• **Set task**
Give back the entire listing verbatim.

• **Dataset rows**
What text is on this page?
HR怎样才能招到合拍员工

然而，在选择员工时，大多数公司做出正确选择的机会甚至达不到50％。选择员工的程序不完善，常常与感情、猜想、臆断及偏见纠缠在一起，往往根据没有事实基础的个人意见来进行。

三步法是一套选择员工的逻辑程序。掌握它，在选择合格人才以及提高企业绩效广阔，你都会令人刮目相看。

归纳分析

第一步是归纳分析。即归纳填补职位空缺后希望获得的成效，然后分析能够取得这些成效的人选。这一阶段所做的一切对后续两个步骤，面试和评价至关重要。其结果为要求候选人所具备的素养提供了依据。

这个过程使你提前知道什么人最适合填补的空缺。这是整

• **Exercise result**
What text is on this page?
HR怎样才能招到合拍员工

然而，在选择员工时，大多数公司做出正确选择的机会甚至达不到50％。选择员工的程序不完善，常常与感情、猜想、臆断及偏见纠缠在一起，往往根据没有事实基础的个人意见来进行。

三步法是一套选择员工的逻辑程序。掌握它，在选择合格人才以及提高企业绩效广阔，你都会令人刮目相看。

归纳分析

第一步是归纳分析。即归纳填补职位空缺后希望获得的成效，然后分析能够取得这些成效的人选。这一阶段所做的一切对后续两个步骤，面试和评价至关重要。其结果为要求候选人所具备的素养提供了依据。

这个过程使你提前知道什么人最适合填补的空缺。这是整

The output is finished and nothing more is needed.